TASK BRIEF |
As a numbered list without blank lines, reproduce the material from the line containing "cell-fahrenheit: -40: [382, 94, 759, 138]" through the end of the material, including both ends.
________________________
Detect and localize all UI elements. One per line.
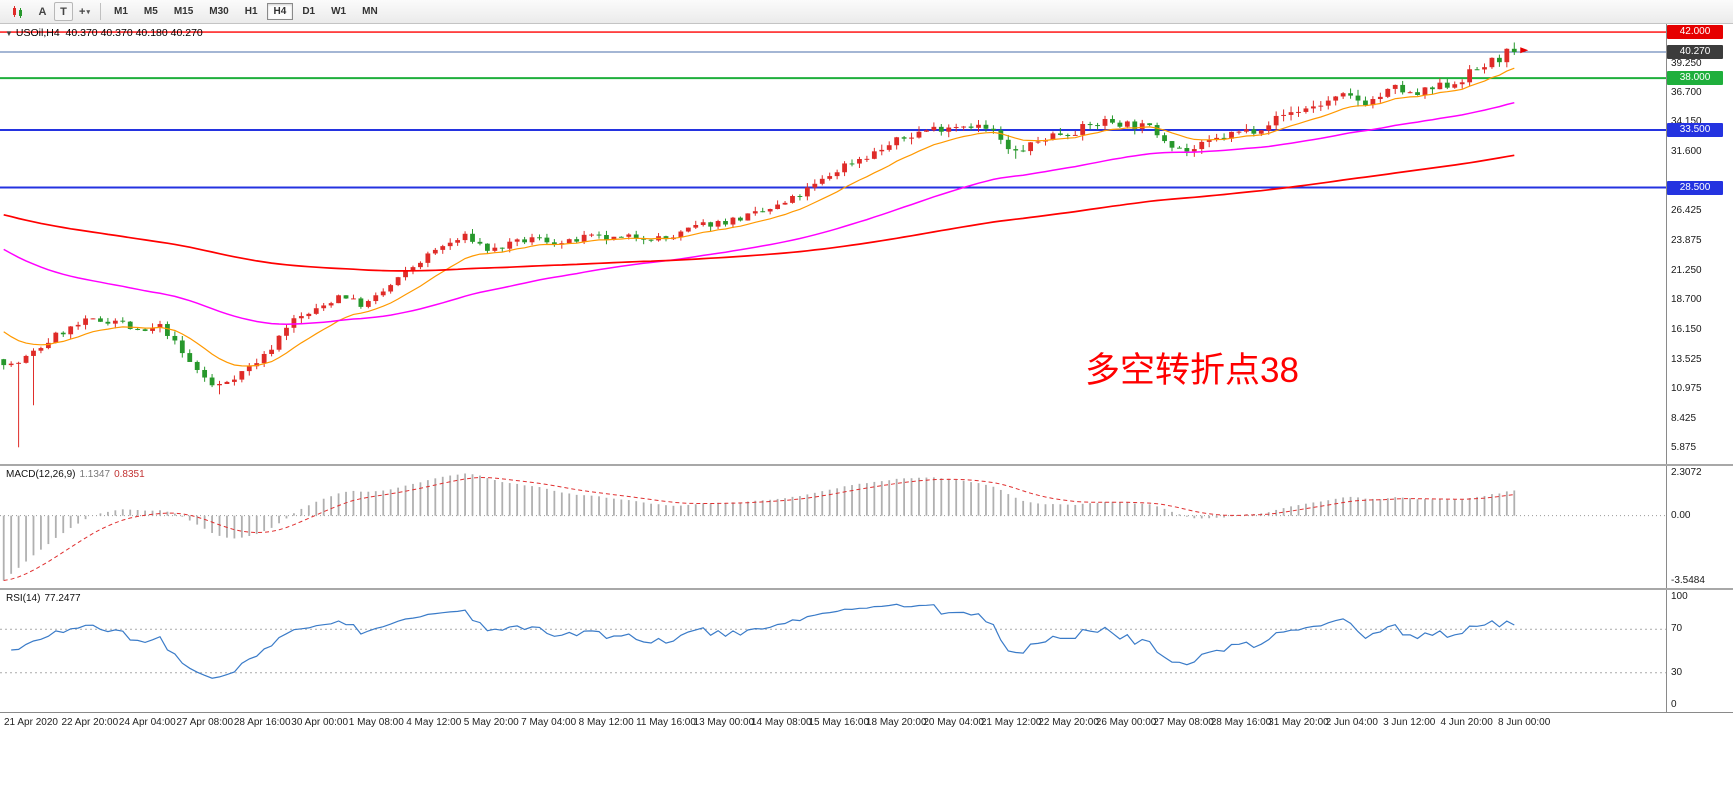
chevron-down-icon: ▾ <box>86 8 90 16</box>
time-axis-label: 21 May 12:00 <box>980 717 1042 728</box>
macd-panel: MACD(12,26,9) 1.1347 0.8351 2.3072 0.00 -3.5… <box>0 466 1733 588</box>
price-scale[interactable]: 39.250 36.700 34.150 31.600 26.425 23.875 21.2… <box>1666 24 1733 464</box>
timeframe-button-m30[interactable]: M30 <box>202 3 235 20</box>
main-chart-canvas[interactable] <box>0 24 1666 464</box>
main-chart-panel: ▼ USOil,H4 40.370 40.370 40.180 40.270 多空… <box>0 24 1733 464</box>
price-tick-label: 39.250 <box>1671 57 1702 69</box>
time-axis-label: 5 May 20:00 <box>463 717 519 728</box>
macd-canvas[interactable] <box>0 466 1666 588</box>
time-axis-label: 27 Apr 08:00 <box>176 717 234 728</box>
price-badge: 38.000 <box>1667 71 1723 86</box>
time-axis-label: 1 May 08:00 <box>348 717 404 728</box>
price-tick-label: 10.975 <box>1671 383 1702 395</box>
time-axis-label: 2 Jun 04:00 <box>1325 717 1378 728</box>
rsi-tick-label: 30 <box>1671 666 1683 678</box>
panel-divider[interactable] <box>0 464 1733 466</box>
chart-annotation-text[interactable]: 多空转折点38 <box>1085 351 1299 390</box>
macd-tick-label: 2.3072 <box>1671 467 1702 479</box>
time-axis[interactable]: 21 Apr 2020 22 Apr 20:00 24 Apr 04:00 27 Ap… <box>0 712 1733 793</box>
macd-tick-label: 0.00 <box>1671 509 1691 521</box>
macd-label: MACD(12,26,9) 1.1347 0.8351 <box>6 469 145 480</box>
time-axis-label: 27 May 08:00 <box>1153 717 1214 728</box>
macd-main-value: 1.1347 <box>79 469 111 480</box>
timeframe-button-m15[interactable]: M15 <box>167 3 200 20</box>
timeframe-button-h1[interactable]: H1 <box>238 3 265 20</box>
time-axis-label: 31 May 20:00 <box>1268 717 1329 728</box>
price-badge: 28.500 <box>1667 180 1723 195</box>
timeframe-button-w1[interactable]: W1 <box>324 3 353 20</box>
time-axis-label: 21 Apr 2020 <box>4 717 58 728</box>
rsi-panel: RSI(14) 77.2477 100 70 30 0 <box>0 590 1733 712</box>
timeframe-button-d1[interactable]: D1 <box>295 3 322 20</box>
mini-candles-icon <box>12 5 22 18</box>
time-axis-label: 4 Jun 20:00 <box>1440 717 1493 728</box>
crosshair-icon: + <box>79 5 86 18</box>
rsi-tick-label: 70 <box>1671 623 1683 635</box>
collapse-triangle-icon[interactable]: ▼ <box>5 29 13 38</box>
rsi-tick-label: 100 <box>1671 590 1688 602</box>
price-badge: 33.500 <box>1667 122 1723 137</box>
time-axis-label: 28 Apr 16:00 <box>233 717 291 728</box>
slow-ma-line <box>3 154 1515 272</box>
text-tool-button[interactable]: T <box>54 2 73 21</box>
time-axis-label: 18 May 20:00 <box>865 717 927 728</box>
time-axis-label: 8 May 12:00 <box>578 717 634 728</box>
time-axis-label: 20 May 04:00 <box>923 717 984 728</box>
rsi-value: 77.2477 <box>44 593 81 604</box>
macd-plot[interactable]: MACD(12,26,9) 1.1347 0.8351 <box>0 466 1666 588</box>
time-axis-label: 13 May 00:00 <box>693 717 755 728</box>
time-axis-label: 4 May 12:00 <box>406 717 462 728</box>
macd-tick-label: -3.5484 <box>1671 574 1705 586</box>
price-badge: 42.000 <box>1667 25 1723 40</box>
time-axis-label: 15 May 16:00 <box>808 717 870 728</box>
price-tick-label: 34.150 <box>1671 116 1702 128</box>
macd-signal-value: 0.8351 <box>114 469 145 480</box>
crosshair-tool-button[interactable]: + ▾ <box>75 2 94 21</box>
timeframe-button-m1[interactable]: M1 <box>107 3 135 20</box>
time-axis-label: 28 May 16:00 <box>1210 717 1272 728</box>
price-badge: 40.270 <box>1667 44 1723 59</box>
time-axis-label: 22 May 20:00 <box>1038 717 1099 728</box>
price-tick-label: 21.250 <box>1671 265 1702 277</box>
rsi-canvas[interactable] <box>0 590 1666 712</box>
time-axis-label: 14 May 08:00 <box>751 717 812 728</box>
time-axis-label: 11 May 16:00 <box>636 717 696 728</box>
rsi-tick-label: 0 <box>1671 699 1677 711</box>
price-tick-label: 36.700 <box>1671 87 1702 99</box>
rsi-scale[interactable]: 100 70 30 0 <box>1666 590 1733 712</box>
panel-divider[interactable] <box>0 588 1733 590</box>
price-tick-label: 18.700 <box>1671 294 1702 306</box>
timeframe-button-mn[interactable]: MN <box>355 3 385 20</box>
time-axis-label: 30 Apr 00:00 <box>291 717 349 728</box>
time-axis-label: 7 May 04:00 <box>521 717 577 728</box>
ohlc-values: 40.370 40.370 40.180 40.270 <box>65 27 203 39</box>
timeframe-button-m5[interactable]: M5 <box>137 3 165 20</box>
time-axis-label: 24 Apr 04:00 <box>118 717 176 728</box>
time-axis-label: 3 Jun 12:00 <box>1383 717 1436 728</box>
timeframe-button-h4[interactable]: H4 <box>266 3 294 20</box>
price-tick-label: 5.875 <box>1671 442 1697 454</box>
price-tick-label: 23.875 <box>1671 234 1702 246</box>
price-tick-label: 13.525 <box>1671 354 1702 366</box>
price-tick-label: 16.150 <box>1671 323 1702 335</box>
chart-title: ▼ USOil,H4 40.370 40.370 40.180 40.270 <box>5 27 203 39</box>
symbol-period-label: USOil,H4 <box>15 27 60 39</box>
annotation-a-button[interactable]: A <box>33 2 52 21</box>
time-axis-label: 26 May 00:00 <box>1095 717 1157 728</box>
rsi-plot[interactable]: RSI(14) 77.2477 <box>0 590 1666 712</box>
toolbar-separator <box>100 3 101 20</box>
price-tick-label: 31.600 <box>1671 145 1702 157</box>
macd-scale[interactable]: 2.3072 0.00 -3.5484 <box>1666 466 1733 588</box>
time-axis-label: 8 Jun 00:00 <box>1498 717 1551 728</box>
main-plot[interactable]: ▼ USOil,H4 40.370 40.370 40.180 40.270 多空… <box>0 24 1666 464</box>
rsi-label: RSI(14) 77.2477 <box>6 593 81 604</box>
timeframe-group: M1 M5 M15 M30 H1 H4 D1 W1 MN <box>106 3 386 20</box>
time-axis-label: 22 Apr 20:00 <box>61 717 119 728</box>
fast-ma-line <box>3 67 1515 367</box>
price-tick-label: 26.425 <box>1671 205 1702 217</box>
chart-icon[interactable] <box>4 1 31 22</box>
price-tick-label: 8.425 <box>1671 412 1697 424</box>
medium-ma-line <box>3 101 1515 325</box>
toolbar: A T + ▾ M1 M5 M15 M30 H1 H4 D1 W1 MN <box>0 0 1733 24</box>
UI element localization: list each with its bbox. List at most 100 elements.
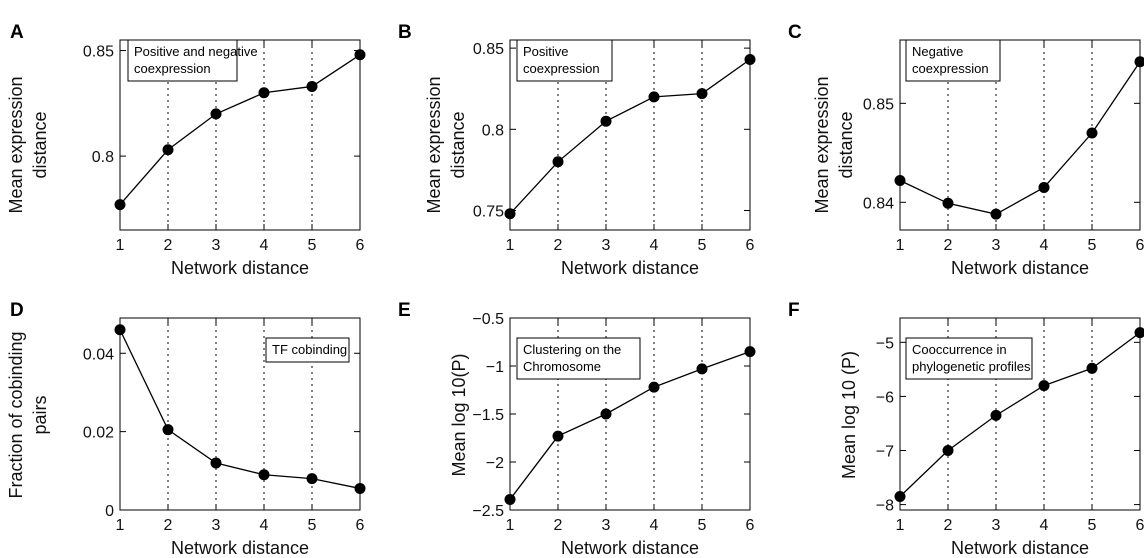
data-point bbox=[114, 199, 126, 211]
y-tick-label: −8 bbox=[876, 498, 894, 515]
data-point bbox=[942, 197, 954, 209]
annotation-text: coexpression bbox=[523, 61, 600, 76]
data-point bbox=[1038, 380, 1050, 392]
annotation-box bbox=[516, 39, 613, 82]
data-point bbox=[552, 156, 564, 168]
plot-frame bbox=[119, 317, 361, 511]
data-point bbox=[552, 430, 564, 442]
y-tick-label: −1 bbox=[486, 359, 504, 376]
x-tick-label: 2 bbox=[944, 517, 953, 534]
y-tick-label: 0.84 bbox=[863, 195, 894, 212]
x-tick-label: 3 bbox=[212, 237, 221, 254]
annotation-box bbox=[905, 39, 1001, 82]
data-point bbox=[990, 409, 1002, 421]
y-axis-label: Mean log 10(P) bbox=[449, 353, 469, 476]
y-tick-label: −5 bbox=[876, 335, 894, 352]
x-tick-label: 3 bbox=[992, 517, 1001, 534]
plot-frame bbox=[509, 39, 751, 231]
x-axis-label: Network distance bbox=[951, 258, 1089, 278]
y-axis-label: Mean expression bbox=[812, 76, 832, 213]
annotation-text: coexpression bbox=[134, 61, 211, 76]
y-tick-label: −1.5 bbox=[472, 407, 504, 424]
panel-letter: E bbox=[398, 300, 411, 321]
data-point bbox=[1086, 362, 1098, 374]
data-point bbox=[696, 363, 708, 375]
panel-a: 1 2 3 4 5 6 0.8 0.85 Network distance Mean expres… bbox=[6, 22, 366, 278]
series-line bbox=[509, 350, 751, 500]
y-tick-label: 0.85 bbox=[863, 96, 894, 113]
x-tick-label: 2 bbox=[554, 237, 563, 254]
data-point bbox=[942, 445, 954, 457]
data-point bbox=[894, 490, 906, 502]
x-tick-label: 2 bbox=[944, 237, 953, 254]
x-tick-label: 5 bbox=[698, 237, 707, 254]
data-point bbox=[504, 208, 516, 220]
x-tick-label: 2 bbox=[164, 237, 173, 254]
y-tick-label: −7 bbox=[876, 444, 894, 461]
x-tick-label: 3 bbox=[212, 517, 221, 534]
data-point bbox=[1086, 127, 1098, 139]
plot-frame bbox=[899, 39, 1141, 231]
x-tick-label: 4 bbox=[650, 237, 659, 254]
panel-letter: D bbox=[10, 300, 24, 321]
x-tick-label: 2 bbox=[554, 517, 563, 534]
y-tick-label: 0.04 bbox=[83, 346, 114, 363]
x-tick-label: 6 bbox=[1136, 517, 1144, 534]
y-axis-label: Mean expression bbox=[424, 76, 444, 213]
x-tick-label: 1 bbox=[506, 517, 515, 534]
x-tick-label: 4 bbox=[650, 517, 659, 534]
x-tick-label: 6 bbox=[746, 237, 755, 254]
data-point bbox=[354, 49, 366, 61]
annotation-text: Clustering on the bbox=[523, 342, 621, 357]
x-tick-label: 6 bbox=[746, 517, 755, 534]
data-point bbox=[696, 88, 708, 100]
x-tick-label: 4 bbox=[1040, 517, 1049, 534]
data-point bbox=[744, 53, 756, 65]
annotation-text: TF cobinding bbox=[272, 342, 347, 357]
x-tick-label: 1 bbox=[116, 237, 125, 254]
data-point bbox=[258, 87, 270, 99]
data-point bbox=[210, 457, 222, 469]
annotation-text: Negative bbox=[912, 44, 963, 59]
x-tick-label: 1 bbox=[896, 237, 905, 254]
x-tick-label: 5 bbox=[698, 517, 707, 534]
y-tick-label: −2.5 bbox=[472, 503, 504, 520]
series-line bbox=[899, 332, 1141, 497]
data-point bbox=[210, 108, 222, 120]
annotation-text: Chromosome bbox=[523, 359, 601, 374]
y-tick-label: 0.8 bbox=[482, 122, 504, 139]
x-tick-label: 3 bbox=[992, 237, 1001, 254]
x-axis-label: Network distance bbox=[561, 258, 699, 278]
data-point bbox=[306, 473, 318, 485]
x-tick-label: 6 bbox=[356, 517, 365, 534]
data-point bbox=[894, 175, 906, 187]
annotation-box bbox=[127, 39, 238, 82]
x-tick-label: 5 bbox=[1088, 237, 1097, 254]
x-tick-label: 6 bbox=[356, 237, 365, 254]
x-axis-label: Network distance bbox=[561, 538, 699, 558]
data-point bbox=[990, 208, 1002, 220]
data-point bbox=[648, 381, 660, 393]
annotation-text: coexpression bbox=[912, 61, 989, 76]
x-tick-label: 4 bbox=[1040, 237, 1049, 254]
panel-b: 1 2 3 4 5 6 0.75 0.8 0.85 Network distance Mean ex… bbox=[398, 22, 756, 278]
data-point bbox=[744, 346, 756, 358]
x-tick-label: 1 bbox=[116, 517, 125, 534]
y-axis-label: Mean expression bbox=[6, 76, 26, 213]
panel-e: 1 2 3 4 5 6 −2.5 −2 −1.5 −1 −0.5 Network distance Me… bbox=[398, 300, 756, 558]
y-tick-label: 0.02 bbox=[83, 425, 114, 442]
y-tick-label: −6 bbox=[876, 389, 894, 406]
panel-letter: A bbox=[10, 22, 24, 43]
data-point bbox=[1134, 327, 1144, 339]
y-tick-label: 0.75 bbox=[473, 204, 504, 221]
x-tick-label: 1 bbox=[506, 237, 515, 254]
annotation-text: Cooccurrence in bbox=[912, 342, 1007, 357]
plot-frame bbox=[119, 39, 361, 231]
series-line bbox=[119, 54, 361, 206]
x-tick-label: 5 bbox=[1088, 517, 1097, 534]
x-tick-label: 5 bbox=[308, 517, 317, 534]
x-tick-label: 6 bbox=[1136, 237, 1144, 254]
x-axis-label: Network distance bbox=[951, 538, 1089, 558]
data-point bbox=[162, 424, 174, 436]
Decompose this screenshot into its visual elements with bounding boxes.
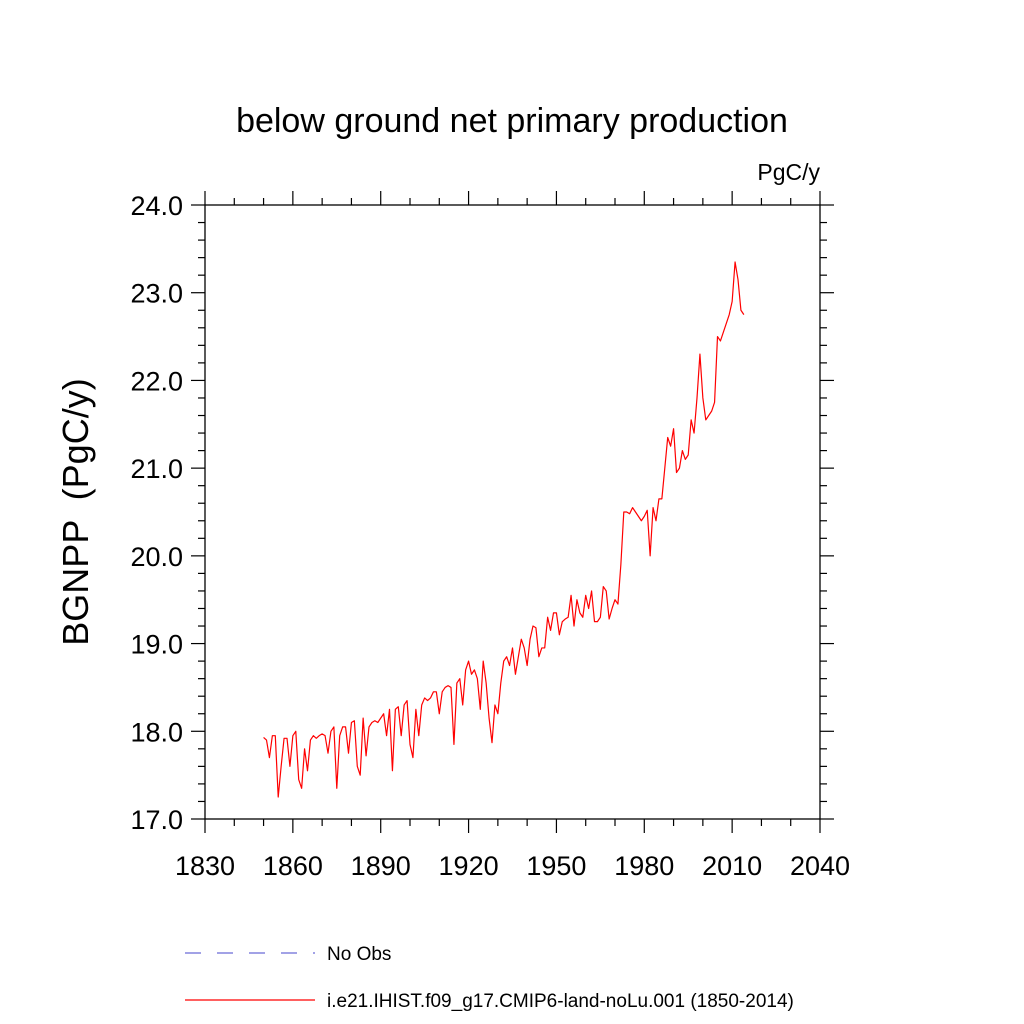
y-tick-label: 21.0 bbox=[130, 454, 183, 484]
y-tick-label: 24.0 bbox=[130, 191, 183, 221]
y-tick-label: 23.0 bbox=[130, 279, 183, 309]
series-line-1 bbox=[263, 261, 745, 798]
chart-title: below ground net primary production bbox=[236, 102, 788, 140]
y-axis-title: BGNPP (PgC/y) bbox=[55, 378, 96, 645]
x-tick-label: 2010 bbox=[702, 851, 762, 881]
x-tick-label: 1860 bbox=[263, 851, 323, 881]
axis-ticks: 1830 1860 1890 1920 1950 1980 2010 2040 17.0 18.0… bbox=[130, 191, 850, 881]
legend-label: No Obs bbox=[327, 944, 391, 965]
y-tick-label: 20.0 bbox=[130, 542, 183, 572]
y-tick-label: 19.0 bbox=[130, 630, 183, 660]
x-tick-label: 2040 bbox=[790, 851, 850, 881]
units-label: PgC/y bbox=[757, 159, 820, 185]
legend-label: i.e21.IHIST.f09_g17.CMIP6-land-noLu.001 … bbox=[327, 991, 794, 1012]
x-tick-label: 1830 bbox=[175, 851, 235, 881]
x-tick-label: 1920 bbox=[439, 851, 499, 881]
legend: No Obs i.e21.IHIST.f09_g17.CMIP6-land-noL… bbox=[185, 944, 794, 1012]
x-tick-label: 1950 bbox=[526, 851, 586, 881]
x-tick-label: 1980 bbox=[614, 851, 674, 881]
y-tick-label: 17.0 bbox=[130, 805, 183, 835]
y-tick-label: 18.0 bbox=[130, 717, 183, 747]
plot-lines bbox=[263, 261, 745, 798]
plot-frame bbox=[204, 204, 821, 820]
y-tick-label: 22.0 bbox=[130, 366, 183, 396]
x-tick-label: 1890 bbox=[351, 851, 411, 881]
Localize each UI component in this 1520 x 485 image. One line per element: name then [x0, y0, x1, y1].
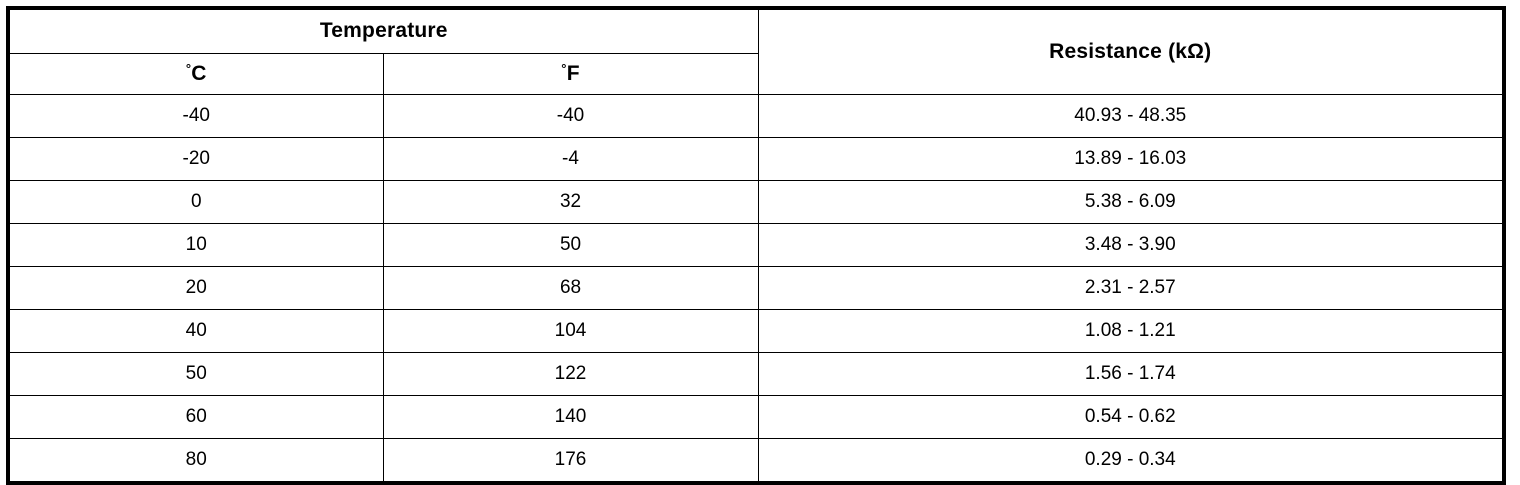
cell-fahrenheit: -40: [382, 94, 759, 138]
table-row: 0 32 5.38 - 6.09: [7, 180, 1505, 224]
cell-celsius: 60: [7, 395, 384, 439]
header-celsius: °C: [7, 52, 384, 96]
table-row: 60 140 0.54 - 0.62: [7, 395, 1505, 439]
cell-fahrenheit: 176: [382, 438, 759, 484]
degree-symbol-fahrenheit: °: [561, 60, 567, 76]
________________________
ANSWER TO THIS EXERCISE |
1. cell-fahrenheit: -40: [382, 94, 759, 138]
2. table-row: 0 32 5.38 - 6.09: [7, 180, 1505, 224]
3. cell-celsius: 60: [7, 395, 384, 439]
4. header-celsius: °C: [7, 52, 384, 96]
5. table-row: 60 140 0.54 - 0.62: [7, 395, 1505, 439]
6. cell-fahrenheit: 176: [382, 438, 759, 484]
7. degree-symbol-fahrenheit: °: [561, 60, 567, 76]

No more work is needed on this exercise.